> [提示文]
また、若い人も中高年もみんなインターネットを見ています。中高年の登山者は同じルートを辿って、同じ店に寄って、同じものを食べて、同じ宿に泊まります。木下小屋で夜、3日3晩、別な人が全く同じ言葉を聞かされるんですね。インターネットをうまく使うのが必要かな。若い世代にはファッショナブルに、アウトドア系の雑誌でもファッション誌みたいな山雑誌が2冊出ている。「荷物が重たくなるが気持ちは軽し」というキャッチフレーズでもいいかなと。ムッシュさんではそういうお洒落なマナー袋を作りませんか。一般の女性雑誌でもウオーキングとかハイキングの特集が組まれ始められていて、その辺をうまく使うという話ですよね。

(岡田)
 利尻ルール、ローインパクトで登るためのルール。この情報をインターネットだけでなく、雑誌とかパンフレットの改定の際に役場の観光課の方に連絡が入るんですね。その時は必ず改定する時はその情報を載せてくださいと言い、どんどん新しくなる毎に増殖してくることになる。利尻ルールの認知率が70%と高い。あと、あり方検討会の議事録なども流している。これから、利用者数のデータ、登山計画表の分析、登山カウンターの分析、なども流す予定です。

> [指示と条件]
上の登山マナー周知をめぐる発言について、最後の文の次から続きを書いてください。 このあとのリストは、上の登山マナー周知をめぐる発言とは別の資料です。

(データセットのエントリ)
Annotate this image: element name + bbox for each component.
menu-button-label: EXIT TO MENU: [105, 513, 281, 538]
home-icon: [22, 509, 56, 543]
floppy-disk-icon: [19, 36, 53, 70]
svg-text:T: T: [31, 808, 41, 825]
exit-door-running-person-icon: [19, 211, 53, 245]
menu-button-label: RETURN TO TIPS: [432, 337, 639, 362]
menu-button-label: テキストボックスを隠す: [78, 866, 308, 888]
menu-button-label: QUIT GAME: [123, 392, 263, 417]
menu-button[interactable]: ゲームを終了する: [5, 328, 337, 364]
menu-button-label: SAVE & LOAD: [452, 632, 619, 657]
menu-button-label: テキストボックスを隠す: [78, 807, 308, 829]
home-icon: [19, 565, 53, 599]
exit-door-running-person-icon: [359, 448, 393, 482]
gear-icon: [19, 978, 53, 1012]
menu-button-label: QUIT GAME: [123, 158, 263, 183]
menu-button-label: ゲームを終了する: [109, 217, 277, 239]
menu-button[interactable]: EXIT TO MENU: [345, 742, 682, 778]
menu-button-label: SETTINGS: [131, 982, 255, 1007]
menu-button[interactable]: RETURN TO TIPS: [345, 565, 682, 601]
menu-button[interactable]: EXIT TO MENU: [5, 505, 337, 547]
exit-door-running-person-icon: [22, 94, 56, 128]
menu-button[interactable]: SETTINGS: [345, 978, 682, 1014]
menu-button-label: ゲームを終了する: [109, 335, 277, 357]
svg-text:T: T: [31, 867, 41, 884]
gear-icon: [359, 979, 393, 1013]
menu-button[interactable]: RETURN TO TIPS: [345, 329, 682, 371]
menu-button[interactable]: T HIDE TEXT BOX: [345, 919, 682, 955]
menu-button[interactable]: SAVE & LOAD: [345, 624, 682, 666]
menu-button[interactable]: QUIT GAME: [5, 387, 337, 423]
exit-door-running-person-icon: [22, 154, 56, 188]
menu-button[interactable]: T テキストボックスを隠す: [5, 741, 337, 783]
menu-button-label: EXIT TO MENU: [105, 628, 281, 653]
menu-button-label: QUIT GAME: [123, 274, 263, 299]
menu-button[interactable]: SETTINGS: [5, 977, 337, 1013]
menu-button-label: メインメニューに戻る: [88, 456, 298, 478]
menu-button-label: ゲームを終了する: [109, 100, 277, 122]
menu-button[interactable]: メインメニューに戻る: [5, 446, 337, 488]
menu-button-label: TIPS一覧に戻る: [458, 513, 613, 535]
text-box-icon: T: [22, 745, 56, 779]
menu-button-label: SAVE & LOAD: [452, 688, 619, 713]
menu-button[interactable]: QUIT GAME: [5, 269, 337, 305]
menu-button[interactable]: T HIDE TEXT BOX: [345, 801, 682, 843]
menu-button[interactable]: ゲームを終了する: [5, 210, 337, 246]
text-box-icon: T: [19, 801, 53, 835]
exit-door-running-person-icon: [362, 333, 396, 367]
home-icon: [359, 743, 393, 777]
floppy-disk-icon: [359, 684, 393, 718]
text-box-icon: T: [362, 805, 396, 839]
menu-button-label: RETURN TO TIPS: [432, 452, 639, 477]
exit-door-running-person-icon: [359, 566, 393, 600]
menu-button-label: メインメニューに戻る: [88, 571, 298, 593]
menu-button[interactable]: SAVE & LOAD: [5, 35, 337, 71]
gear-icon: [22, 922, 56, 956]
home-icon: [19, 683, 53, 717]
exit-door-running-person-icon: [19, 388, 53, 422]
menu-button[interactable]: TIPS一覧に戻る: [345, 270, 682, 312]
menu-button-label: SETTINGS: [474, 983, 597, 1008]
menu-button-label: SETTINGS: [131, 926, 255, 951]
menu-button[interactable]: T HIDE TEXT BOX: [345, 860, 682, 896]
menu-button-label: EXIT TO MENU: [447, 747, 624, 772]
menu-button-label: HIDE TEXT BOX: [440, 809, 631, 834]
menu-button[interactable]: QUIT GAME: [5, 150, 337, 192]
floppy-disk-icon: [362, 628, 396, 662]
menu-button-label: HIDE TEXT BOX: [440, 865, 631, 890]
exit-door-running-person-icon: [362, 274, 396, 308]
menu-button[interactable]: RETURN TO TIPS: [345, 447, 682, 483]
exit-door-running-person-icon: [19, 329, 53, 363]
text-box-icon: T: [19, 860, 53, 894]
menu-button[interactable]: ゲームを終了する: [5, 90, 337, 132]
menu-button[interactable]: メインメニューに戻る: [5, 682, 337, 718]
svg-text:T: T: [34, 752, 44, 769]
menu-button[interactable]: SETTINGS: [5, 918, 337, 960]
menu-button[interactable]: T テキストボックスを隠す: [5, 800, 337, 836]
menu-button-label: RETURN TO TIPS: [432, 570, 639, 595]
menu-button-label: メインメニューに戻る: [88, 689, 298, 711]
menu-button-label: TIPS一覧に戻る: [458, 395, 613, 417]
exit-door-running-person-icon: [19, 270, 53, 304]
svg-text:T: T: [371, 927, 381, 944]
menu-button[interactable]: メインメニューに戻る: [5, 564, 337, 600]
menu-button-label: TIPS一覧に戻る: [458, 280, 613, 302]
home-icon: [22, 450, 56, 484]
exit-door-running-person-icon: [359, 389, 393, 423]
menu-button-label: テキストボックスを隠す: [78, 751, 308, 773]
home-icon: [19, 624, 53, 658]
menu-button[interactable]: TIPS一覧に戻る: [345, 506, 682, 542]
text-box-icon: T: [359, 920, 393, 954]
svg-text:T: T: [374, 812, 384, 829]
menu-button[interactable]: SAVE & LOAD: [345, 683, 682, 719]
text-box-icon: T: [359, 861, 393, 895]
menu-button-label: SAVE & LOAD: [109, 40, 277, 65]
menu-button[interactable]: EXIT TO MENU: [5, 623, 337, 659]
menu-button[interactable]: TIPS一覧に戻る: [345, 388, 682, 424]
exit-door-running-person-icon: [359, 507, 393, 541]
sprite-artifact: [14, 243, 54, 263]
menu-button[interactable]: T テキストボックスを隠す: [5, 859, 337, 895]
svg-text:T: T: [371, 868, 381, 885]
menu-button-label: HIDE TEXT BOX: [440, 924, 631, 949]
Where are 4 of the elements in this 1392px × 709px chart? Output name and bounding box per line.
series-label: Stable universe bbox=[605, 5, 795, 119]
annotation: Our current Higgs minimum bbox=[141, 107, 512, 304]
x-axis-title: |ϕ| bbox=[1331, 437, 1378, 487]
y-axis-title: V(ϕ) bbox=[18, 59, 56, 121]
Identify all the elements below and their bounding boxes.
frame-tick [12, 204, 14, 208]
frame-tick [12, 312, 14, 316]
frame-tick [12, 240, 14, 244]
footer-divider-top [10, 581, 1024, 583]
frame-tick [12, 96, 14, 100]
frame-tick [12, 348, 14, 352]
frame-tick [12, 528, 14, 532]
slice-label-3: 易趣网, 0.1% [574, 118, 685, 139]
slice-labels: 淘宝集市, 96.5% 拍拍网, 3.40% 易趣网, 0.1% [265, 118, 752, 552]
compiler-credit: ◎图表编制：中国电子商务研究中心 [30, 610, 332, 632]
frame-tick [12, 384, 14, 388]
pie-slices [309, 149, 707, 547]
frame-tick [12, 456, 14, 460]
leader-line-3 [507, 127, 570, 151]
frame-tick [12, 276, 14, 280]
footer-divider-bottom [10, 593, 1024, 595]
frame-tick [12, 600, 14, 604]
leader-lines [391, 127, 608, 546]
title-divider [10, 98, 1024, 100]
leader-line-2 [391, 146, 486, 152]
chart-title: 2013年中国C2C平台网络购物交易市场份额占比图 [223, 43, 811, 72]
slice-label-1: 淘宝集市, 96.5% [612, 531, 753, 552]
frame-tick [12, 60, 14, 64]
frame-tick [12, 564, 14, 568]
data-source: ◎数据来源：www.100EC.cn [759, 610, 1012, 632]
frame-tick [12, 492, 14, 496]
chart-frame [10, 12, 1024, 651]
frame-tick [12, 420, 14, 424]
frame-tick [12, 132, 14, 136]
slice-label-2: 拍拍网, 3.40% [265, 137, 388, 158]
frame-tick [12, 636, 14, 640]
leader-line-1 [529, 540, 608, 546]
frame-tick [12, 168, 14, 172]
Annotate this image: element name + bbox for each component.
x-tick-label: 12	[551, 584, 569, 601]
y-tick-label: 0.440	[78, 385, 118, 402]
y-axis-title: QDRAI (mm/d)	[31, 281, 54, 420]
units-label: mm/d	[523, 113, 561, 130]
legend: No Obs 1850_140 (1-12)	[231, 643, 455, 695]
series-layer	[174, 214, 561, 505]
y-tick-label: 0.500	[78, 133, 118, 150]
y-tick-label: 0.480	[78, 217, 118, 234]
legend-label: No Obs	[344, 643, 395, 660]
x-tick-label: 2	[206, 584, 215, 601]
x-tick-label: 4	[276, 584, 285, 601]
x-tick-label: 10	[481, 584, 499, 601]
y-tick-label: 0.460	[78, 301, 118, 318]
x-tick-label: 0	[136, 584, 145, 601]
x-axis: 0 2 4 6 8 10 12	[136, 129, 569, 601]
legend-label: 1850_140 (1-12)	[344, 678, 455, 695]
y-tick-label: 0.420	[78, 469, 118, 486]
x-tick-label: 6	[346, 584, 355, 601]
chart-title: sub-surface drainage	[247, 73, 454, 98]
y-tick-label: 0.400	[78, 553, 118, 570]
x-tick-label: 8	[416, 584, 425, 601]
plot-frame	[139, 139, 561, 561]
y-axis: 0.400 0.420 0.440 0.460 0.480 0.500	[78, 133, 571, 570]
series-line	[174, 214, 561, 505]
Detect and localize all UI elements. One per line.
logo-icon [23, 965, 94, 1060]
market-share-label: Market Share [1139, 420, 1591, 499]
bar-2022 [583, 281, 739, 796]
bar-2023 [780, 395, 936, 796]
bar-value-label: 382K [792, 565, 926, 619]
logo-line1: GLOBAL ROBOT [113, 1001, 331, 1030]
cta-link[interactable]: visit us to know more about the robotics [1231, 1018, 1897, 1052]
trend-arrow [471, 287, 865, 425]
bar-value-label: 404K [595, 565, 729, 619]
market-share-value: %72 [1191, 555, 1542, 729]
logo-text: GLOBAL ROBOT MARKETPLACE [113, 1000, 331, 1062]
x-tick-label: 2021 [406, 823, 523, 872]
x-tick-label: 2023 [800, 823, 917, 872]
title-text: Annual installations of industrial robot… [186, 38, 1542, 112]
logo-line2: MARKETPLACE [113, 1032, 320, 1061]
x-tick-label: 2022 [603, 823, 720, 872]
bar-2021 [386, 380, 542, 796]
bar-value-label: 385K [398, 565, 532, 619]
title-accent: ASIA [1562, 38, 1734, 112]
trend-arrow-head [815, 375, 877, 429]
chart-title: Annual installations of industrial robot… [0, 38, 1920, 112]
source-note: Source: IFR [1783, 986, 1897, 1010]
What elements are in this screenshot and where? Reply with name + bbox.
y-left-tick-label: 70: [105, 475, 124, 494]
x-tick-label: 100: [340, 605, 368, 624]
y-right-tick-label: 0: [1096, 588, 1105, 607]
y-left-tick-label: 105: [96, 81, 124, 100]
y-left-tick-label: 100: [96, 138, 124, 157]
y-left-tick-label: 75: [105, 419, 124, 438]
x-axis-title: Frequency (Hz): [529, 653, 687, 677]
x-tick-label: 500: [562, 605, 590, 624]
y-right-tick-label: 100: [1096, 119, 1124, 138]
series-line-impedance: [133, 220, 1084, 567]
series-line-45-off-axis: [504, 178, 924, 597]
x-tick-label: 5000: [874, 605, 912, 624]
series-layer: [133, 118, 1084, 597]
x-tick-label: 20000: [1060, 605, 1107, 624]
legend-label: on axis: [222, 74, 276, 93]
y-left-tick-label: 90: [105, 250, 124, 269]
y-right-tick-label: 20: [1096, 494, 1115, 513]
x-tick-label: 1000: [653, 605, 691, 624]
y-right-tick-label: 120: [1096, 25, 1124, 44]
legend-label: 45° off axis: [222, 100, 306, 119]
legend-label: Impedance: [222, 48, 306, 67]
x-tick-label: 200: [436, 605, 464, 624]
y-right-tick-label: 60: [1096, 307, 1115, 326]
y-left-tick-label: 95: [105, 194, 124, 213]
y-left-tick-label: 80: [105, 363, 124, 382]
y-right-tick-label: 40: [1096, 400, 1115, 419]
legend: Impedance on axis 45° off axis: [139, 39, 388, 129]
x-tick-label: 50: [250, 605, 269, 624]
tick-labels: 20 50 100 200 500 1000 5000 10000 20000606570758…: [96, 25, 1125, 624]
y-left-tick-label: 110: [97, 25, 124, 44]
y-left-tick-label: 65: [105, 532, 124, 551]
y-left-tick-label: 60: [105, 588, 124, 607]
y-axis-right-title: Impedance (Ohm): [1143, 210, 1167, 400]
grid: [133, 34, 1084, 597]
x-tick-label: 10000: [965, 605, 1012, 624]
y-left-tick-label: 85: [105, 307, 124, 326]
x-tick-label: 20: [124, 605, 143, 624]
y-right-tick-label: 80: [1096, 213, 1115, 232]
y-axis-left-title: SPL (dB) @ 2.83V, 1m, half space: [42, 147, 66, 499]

> [作業結果]
(愛甲)
 混雑予報も出していますよね。あれは何時からでしたか。狙いは。

(岡田)  スイスイカレンダーというのを去年から出している。混雑予定カレンダーですね。混雑というのは毎年決まっている。間接的なニーズコントロール、不快なことを避けることを狙いとしています。

(愛甲)
 間接的なコントロールの例ですけど、先ほど小林先生がキャリングキャパシティの考え方、直接的に人数制限をするというのが山の話をしていると出てくるのですけど、屋久島でもそういう議論をしていますよね。

(柴崎)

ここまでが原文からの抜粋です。